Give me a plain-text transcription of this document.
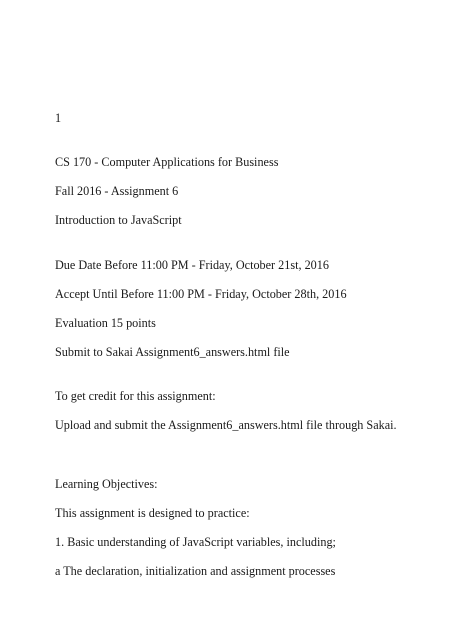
1
CS 170 - Computer Applications for Business
Fall 2016 - Assignment 6
Introduction to JavaScript
Due Date Before 11:00 PM - Friday, October 21st, 2016
Accept Until Before 11:00 PM - Friday, October 28th, 2016
Evaluation 15 points
Submit to Sakai Assignment6_answers.html file
To get credit for this assignment:
Upload and submit the Assignment6_answers.html file through Sakai.
Learning Objectives:
This assignment is designed to practice:
1. Basic understanding of JavaScript variables, including;
a The declaration, initialization and assignment processes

» **EXERCISE BRIEF**: Lines of the material that contain the word "Friday" are to be gathered.

» **OUTPUT FOR THIS TASK**:
Due Date Before 11:00 PM - Friday, October 21st, 2016
Accept Until Before 11:00 PM - Friday, October 28th, 2016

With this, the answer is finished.